***** EXTRAIT DE TEXTE *****

Aujourd’hui encore, l’eau de vie d’Armagnac continue de réjouir le cœur et l’esprit.
C’est au château de Castex d’Armagnac que les Saint Pastou produisent depuis des siècles la « plus vieille eau de vie de France », transmettant de génération en génération, depuis 1790, les secrets de distillation et de conservation de l'Armagnac. De ce savoir-faire ancestral, respectueux du terroir (le vin est même distillé dans un alambic en cuivre qui officie dans la famille depuis le XIXème siècle) sont uniquement produites quelques milliers de bouteilles d'Armagnac de qualité qui viennent compléter la gamme de vieux Armagnacs (XO, 12 ans et 30 ans) et de millésimes précieux du domaine, remontant jusqu'aux années trente. Sur place, de nombreuses activités de découverte de la vigne et de l'Armagnac, la dégustation ainsi que la rencontre d'hommes du terroir au caractère chaleureux vous initieront à l'art de vivre authentique Gascon. L’avant dernière génération des Saint Pastou, Pierre et Hugues, les fils du regretté Jacques-Henri et de Béatrice ont à présent relevé le flambeau. En particulier Pierre de Saint Pastou – qui a repris en 2005 l'exploitation familiale - fait découvrir aux visiteurs du domaine, avec l’aide de son épouse Frédérique, le chai, le fameux alambic, les vignes et leur fait déguster sa production.

*****

▸ ACTIONS À RÉALISER:
a - Selon l'extrait sur l'Armagnac, qu'est-ce qui initiera les visiteurs à l'art de vivre authentique gascon une fois sur place ?
b - Indiquez combien de lignes de la liste contiennent la chaîne "tick". Donnez uniquement le nombre.

***** LIGNES DE DONNÉES *****

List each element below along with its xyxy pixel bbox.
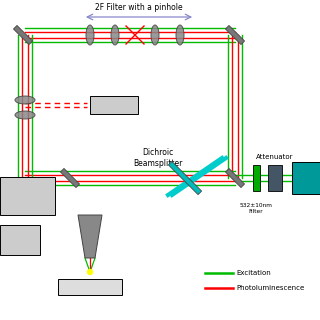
Text: 532±10nm
Filter: 532±10nm Filter: [239, 203, 273, 214]
Text: romator: romator: [9, 191, 45, 201]
Bar: [253, 165, 260, 191]
Text: era: era: [13, 236, 27, 244]
Bar: [0, 225, 40, 255]
Circle shape: [87, 269, 92, 275]
Text: XYZ-Stage: XYZ-Stage: [72, 284, 108, 290]
Bar: [90, 96, 138, 114]
Polygon shape: [78, 215, 102, 258]
Text: C
532: C 532: [296, 168, 312, 188]
Polygon shape: [168, 161, 202, 195]
Ellipse shape: [151, 25, 159, 45]
Bar: [268, 165, 282, 191]
Bar: [58, 279, 122, 295]
Text: Photoluminescence: Photoluminescence: [236, 285, 304, 291]
Bar: [0, 177, 55, 215]
Text: Attenuator: Attenuator: [256, 154, 294, 160]
Polygon shape: [13, 26, 33, 44]
Text: 2F Filter with a pinhole: 2F Filter with a pinhole: [95, 3, 183, 12]
Ellipse shape: [15, 96, 35, 104]
Text: Excitation: Excitation: [236, 270, 271, 276]
Polygon shape: [226, 26, 244, 44]
Ellipse shape: [15, 111, 35, 119]
Bar: [292, 162, 320, 194]
Ellipse shape: [111, 25, 119, 45]
Text: Vision CCD: Vision CCD: [95, 102, 133, 108]
Text: NA=0.8: NA=0.8: [87, 226, 92, 247]
Ellipse shape: [86, 25, 94, 45]
Ellipse shape: [176, 25, 184, 45]
Polygon shape: [60, 168, 80, 188]
Polygon shape: [226, 168, 244, 188]
Text: Dichroic
Beamsplitter: Dichroic Beamsplitter: [133, 148, 183, 168]
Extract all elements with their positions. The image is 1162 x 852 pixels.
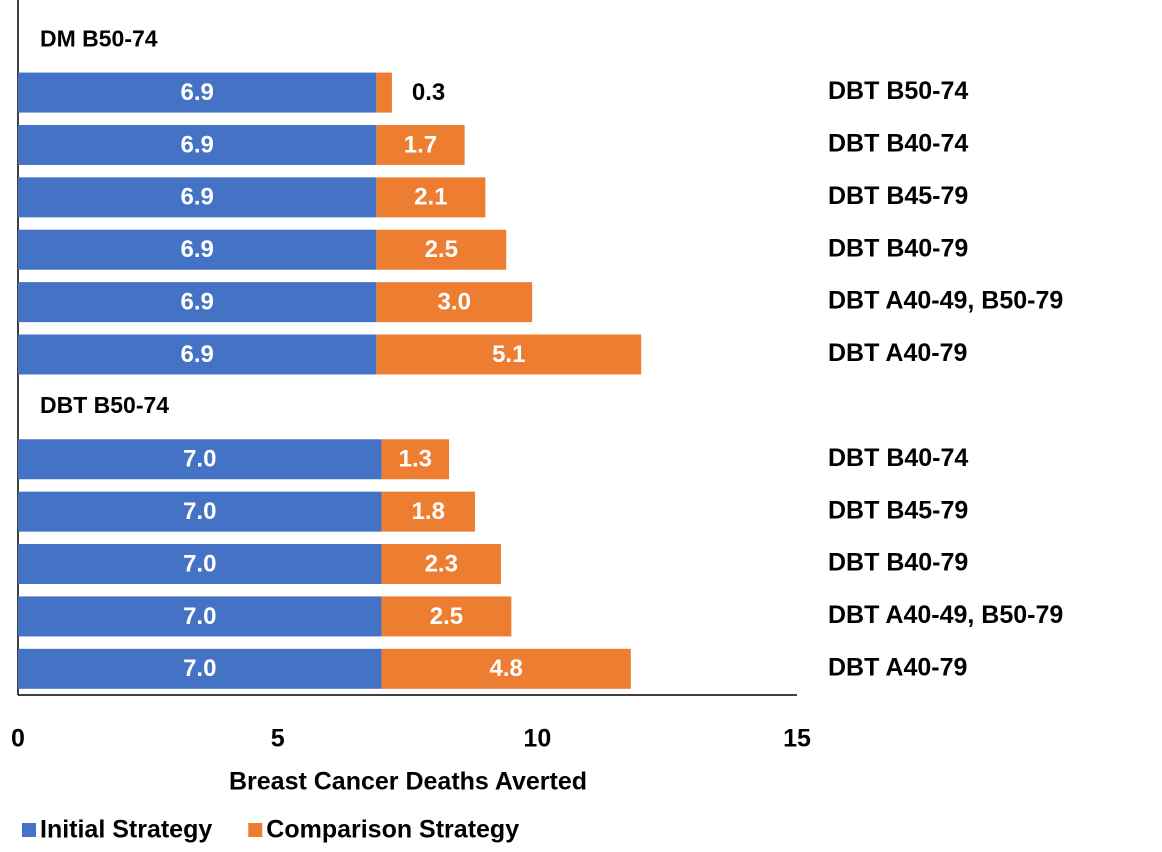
group-label: DBT B50-74 [40, 392, 169, 418]
bar-segment [376, 229, 507, 270]
category-label: DBT A40-49, B50-79 [828, 287, 1063, 315]
bar-segment [381, 439, 450, 480]
bar-segment [381, 596, 512, 637]
category-label: DBT B40-74 [828, 130, 968, 158]
value-label: 6.9 [180, 131, 213, 158]
category-label: DBT B40-79 [828, 234, 968, 262]
bar-segment [18, 596, 382, 637]
bar-segment [376, 177, 486, 218]
value-label: 6.9 [180, 288, 213, 315]
value-label: 7.0 [183, 498, 216, 525]
category-label: DBT B45-79 [828, 182, 968, 210]
value-label: 1.3 [399, 446, 432, 473]
value-label: 3.0 [438, 288, 471, 315]
value-label: 0.3 [412, 79, 445, 106]
bar-segment [376, 72, 392, 113]
value-label: 5.1 [492, 341, 525, 368]
legend-swatch [248, 823, 263, 837]
value-label: 1.7 [404, 131, 437, 158]
legend-label: Comparison Strategy [266, 816, 519, 844]
legend-label: Initial Strategy [40, 816, 212, 844]
bar-segment [381, 491, 476, 532]
bar-segment [381, 544, 501, 585]
legend-swatch [22, 823, 36, 837]
value-label: 2.5 [430, 603, 463, 630]
value-label: 7.0 [183, 550, 216, 577]
bar-segment [18, 491, 382, 532]
value-label: 7.0 [183, 446, 216, 473]
x-tick-label: 10 [523, 725, 551, 753]
category-label: DBT A40-79 [828, 339, 967, 367]
category-label: DBT B40-74 [828, 444, 968, 472]
value-label: 6.9 [180, 184, 213, 211]
bar-segment [18, 544, 382, 585]
bar-segment [18, 648, 382, 689]
value-label: 6.9 [180, 79, 213, 106]
bar-segment [18, 282, 377, 323]
x-tick-label: 0 [11, 725, 25, 753]
bar-segment [18, 229, 377, 270]
bar-segment [376, 124, 465, 165]
bar-segment [18, 439, 382, 480]
value-label: 2.5 [425, 236, 458, 263]
value-label: 2.1 [414, 184, 447, 211]
value-label: 4.8 [489, 655, 522, 682]
value-label: 2.3 [425, 550, 458, 577]
category-label: DBT B45-79 [828, 496, 968, 524]
bar-segment [18, 334, 377, 375]
category-label: DBT B40-79 [828, 549, 968, 577]
value-label: 7.0 [183, 655, 216, 682]
value-label: 6.9 [180, 341, 213, 368]
bar-segment [376, 282, 533, 323]
value-label: 7.0 [183, 603, 216, 630]
bar-segment [18, 72, 377, 113]
x-tick-label: 15 [783, 725, 811, 753]
bar-segment [18, 124, 377, 165]
bar-segment [376, 334, 642, 375]
x-tick-label: 5 [271, 725, 285, 753]
group-label: DM B50-74 [40, 25, 158, 51]
value-label: 1.8 [412, 498, 445, 525]
category-label: DBT B50-74 [828, 77, 968, 105]
bar-segment [381, 648, 631, 689]
category-label: DBT A40-49, B50-79 [828, 601, 1063, 629]
value-label: 6.9 [180, 236, 213, 263]
bar-segment [18, 177, 377, 218]
category-label: DBT A40-79 [828, 653, 967, 681]
x-axis-title: Breast Cancer Deaths Averted [229, 768, 587, 796]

*****

▸ ENSEMBLE DES RÉPONSES:
a - Ce sont les nombreuses activités de découverte de la vigne et de l'Armagnac, la dégustation et la rencontre d'hommes du terroir au caractère chaleureux qui initieront les visiteurs à l'art de vivre authentique gascon.

b - 4